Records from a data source
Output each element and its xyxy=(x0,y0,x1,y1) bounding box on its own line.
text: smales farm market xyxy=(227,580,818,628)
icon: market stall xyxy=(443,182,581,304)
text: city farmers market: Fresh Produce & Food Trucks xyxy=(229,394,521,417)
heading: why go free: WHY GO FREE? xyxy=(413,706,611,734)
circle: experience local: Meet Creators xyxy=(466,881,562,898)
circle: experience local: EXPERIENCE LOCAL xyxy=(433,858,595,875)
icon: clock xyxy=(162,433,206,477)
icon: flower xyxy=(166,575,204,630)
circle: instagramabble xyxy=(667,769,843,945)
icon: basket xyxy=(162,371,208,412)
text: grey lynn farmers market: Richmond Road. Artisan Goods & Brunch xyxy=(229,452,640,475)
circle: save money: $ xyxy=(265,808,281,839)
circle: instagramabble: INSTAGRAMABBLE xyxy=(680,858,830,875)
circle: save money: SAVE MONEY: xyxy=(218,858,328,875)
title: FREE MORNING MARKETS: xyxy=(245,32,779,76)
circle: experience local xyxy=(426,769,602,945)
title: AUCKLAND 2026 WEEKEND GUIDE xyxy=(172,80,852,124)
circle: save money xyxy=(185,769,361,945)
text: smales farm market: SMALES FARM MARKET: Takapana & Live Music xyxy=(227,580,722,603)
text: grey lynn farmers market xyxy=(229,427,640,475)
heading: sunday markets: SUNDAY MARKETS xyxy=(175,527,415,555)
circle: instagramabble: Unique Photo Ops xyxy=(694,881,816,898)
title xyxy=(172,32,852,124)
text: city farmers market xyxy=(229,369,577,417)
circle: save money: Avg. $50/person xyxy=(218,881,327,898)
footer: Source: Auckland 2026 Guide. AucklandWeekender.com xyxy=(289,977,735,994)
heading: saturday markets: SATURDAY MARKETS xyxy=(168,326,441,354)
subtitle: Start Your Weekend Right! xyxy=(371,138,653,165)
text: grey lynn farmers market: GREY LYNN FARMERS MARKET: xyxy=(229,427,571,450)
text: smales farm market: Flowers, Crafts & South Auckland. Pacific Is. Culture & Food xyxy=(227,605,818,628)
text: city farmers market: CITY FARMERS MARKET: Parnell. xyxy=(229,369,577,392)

▶ [Aim of the exercise]: Write out again, word for word, the lines of the records from the very first one through the line containing "text: city farmers market: Fresh". Include both of those lines.

▶ [Full output]:
Output each element and its xyxy=(x0,y0,x1,y1) bounding box on its own line.
text: smales farm market xyxy=(227,580,818,628)
icon: market stall xyxy=(443,182,581,304)
text: city farmers market: Fresh Produce & Food Trucks xyxy=(229,394,521,417)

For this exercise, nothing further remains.